取り組む課題: 下に載せたRyu Okuboとdodoの対談を、最後の発言に続けて書き進めなさい。

抜粋本文:

○ ○ ○ ○

Ryu Okubo - ほんとにまじそうっすね、ラップに救われてますね。今もそうですね。こうやってdodoくんにも会えたし。
dodo - 昔から音楽とアートは密接な繋がりはありますが、Okuboさんもまさにそうなんですね。
- 今回のTシャツもテーマにもなっているdodoくんの曲“kill more it”の中で印象的なのが「俺 キモい」ていう連呼しているバースなのですが、思いついたきっかけは何でしょうか?
dodo - ビーフの時のコメントですね。人生を変えられましたね。
Ryu Okubo - あのビーフに関しては今どういうテンションなんですか?
dodo - 僕の今の出汁っていうか、ネタなんで。人生の中で一番成長させて貰った出来事ですね。
Ryu Okubo - 傷を残したまま?(笑)
dodo - デジタルタトゥー入っちゃってる感じですね(笑)Okuboさんもエゴサーチはされますか?
Ryu Okubo - 全然しますね、あんまり叩かれないですが。叩かれた方がいいのかなとも思いますけどね。まぁでも、叩かれないで上がっていく人もいるから。ミッフィーとか(笑)
dodo - キャラクターって愛されるからいいですよね。HIPHOPは特にアンチが出てくるジャンルだから。戦いの音楽だと思う。でもそこがちょっと寂しいから、Okuboさんみたいなラブなアーティストになりたいですね。
Ryu Okubo - やっぱラブな方がいいですよ。反骨精神を内に秘めて、ラブを!(笑)
- Okuboさんは反骨精神があるタイプですか?
Ryu Okubo - 僕はやっぱそうですね。だからHIPHOPが好きっていう。
dodo - HIPHOPが好きな人だったらそうですよね。和田さん(FNMNL編集長)もそうですね(笑)
Ryu Okubo - 和田さんすごい尖ってるよね(笑)
dodo - 僕はどっちかっていうとそこを抜けたいですね。ファンキーモンキーベイビーズみたいな。

○ ○ ○ ○

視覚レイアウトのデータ

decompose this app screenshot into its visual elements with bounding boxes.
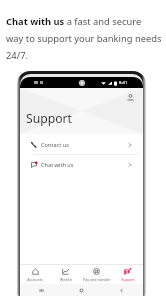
staticText: Chat with us xyxy=(41,161,74,169)
button[interactable]: Accounts xyxy=(20,268,50,282)
button[interactable]: Profile xyxy=(125,92,136,103)
staticText: Support xyxy=(121,277,135,282)
staticText: Accounts xyxy=(27,277,43,282)
button[interactable]: Wealth xyxy=(50,268,81,282)
staticText: Support xyxy=(26,110,73,127)
staticText: Contact us xyxy=(41,141,69,149)
button[interactable]: Contact us xyxy=(25,135,138,154)
staticText: Chat with us a fast and secure way to su… xyxy=(6,15,162,62)
button[interactable]: Chat with us xyxy=(25,155,138,174)
staticText: Wealth xyxy=(60,277,72,282)
button[interactable]: Pay and transfer xyxy=(81,268,112,282)
staticText: Pay and transfer xyxy=(83,277,111,282)
button[interactable]: Support xyxy=(112,268,143,282)
staticText: 8:41 xyxy=(119,80,128,86)
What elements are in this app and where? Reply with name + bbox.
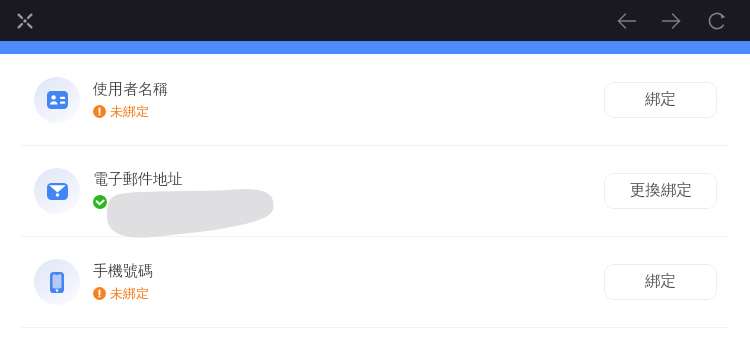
button[interactable]: Forward <box>657 7 685 35</box>
staticText: 電子郵件地址 <box>93 170 183 189</box>
button[interactable]: 使用者名稱 <box>0 54 750 145</box>
staticText: 未綁定 <box>110 285 149 301</box>
button[interactable]: Refresh <box>703 7 731 35</box>
staticText: 更換綁定 <box>630 180 692 200</box>
button[interactable]: 綁定 <box>604 264 717 300</box>
staticText: 使用者名稱 <box>93 80 168 99</box>
button[interactable]: 更換綁定 <box>604 173 717 209</box>
staticText: 手機號碼 <box>93 262 153 281</box>
staticText: 綁定 <box>645 271 676 291</box>
button[interactable]: 電子郵件地址 <box>0 145 750 236</box>
button[interactable]: 綁定 <box>604 82 717 118</box>
button[interactable]: 手機號碼 <box>0 236 750 327</box>
button[interactable]: Back <box>613 7 641 35</box>
button[interactable]: Close <box>11 7 39 35</box>
staticText: 未綁定 <box>110 103 149 119</box>
staticText: 綁定 <box>645 89 676 109</box>
staticText: xxxx@xxx.com <box>112 193 202 211</box>
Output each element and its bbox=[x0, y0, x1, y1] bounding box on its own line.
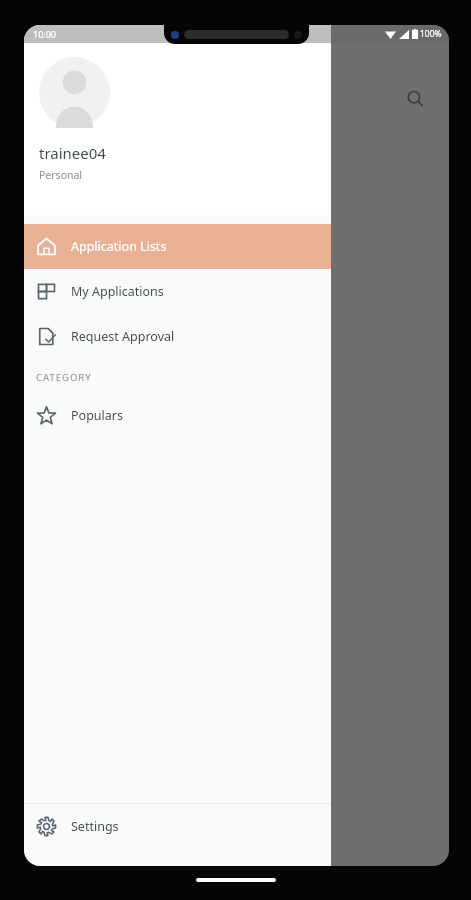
staticText: 10:00 bbox=[33, 28, 57, 40]
button[interactable]: My Applications bbox=[24, 269, 331, 314]
button[interactable]: Settings bbox=[24, 804, 331, 849]
staticText: CATEGORY bbox=[36, 371, 92, 384]
button[interactable]: Search bbox=[397, 81, 433, 117]
staticText: 100% bbox=[420, 28, 442, 40]
staticText: Application Lists bbox=[71, 238, 167, 255]
staticText: Personal bbox=[39, 168, 83, 182]
button[interactable]: Populars bbox=[24, 393, 331, 438]
staticText: trainee04 bbox=[39, 143, 106, 163]
staticText: Request Approval bbox=[71, 328, 175, 345]
staticText: Settings bbox=[71, 818, 119, 835]
button[interactable]: Application Lists bbox=[24, 224, 331, 269]
staticText: My Applications bbox=[71, 283, 164, 300]
staticText: Populars bbox=[71, 407, 123, 424]
button[interactable]: Request Approval bbox=[24, 314, 331, 359]
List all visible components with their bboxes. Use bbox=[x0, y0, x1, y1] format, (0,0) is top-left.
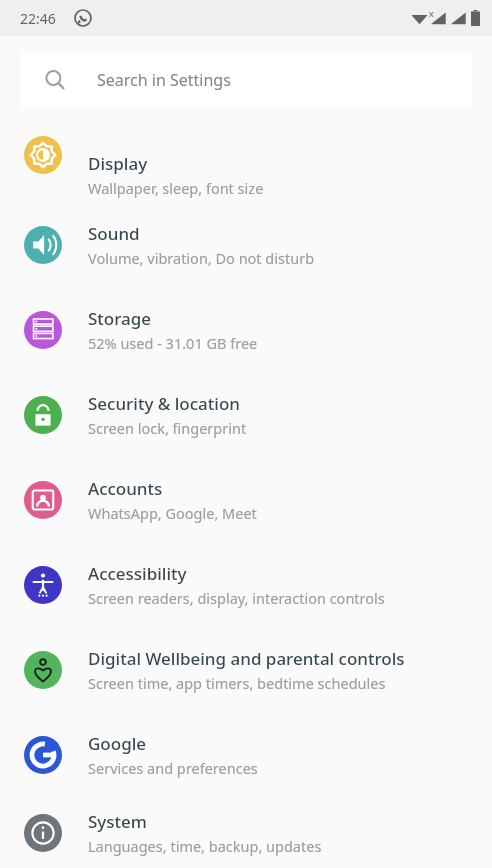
staticText: Wallpaper, sleep, font size bbox=[88, 178, 264, 198]
button[interactable]: Security & location bbox=[0, 372, 492, 457]
staticText: Security & location bbox=[88, 392, 240, 415]
button[interactable]: Digital Wellbeing and parental controls bbox=[0, 627, 492, 712]
staticText: Screen lock, fingerprint bbox=[88, 418, 247, 438]
staticText: x bbox=[429, 7, 434, 19]
staticText: Storage bbox=[88, 307, 152, 330]
staticText: Services and preferences bbox=[88, 758, 258, 778]
staticText: Google bbox=[88, 732, 147, 755]
button[interactable]: Sound bbox=[0, 202, 492, 287]
staticText: Screen time, app timers, bedtime schedul… bbox=[88, 673, 386, 693]
staticText: 52% used - 31.01 GB free bbox=[88, 333, 258, 353]
button[interactable]: Display bbox=[0, 124, 492, 202]
button[interactable]: System bbox=[0, 797, 492, 868]
staticText: 22:46 bbox=[20, 9, 56, 28]
button[interactable]: Search in Settings bbox=[20, 52, 472, 108]
staticText: Digital Wellbeing and parental controls bbox=[88, 647, 405, 670]
staticText: Languages, time, backup, updates bbox=[88, 836, 322, 856]
button[interactable]: Accessibility bbox=[0, 542, 492, 627]
staticText: Search in Settings bbox=[97, 69, 231, 91]
button[interactable]: Google bbox=[0, 712, 492, 797]
staticText: Sound bbox=[88, 222, 140, 245]
staticText: Accessibility bbox=[88, 562, 187, 585]
staticText: Screen readers, display, interaction con… bbox=[88, 588, 385, 608]
staticText: WhatsApp, Google, Meet bbox=[88, 503, 257, 523]
staticText: System bbox=[88, 810, 147, 833]
staticText: Display bbox=[88, 152, 148, 175]
staticText: Accounts bbox=[88, 477, 163, 500]
staticText: Volume, vibration, Do not disturb bbox=[88, 248, 315, 268]
button[interactable]: Accounts bbox=[0, 457, 492, 542]
button[interactable]: Storage bbox=[0, 287, 492, 372]
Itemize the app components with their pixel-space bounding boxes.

○ ○ ○ ○

課題の結果:
Ryu Okubo - (笑)絶対そっちの方がいいですよ。
dodo - 僕は結構ものを作り出すことが好きで、命を頂いて生きているんで、少しでもプラスになるものを作れたらいいなって思います。
- 以前までの曲は、ダウナーというか、リリックもエッジーな内容のものが結構ありましたが、この間ドロップされた新曲の“nothin”は打って変わってポジティブな印象でした。何か最近心境の変化などがあったのでしょうか?
dodo - そうですそうです、アルバムを出して、『ひんしの会』にもOkuboさんとかも来て頂いて。人の為になれるんだなって、考えが変わりました。今までは人に対して曲を出しているというより、空間に対して出しているという感じだったんです。最近は人に向けて出したいと思いますね。
- じゃあ、どんどんハッピーな方向に進んでいるんですね。
dodo - そうですね(笑 )Okuboさんの作品もそうですけど、その作品を見て影響を受けるじゃないですか。プラスの方向に動ける様な何かの方が喜ばれるかなって。
Ryu Okubo - 救いがありますよね。
dodo - Okuboさんも仕事に対しての気遣いとかってありますか?
Ryu Okubo - 気遣い、そうですね。頼まれた仕事は全力でやって、喜んで貰いたいですね。お金というより、自分の好きな事をやってます。
- 今回の企画も引き受けて頂きありがとうございました!このTシャツをデザインするにあたって、こだわりポイントはありますか?
Ryu Okubo - やっぱコアラの尻尾っすね。これ、デビルの尻尾になってるんですよ。
dodo - まさに僕を表している様な(笑)
Ryu Okubo - そう(笑)目もちょっとイっちゃってるし。「かわいいけど...」みたいな。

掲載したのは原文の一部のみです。